- **What needs to be done**
Please output only the lines that run from the line containing "Serialize everything readable" through the end of the material below, exactly.

Dataset entries on figures

··········

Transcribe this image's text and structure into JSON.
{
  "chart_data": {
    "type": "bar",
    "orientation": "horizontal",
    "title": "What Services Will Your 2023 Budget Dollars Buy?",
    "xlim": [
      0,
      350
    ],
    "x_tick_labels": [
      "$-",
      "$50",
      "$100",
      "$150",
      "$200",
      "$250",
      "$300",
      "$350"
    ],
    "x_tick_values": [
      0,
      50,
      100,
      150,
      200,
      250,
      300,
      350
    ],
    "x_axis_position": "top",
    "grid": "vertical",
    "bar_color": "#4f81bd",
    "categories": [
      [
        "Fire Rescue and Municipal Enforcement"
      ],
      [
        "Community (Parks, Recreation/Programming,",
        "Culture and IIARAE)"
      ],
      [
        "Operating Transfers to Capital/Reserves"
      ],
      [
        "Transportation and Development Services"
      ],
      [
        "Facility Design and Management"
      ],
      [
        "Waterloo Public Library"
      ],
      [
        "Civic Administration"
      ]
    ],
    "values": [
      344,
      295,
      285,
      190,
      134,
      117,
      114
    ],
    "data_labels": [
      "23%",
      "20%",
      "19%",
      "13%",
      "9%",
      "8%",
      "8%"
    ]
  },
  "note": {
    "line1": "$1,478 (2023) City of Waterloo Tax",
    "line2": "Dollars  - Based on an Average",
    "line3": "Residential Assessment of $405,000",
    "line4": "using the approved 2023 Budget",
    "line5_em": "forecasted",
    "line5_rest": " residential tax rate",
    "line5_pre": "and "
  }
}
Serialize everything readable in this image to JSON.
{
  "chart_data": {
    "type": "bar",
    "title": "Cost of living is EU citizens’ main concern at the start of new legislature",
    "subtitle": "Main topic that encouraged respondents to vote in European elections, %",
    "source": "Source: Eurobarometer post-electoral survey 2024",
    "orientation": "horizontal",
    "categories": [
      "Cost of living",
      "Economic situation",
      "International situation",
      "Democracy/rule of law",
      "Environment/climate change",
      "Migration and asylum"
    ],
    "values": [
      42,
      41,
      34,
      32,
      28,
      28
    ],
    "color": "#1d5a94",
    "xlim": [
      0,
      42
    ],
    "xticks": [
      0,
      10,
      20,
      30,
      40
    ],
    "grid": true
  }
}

··········

- **Answer to the problem**
Serialize everything readable in this image to JSON.
{
  "chart_data": {
    "type": "bar",
    "title": "Cost of living is EU citizens’ main concern at the start of new legislature",
    "subtitle": "Main topic that encouraged respondents to vote in European elections, %",
    "source": "Source: Eurobarometer post-electoral survey 2024",
    "orientation": "horizontal",
    "categories": [
      "Cost of living",
      "Economic situation",
      "International situation",
      "Democracy/rule of law",
      "Environment/climate change",
      "Migration and asylum"
    ],
    "values": [
      42,
      41,
      34,
      32,
      28,
      28
    ],
    "color": "#1d5a94",
    "xlim": [
      0,
      42
    ],
    "xticks": [
      0,
      10,
      20,
      30,
      40
    ],
    "grid": true
  }
}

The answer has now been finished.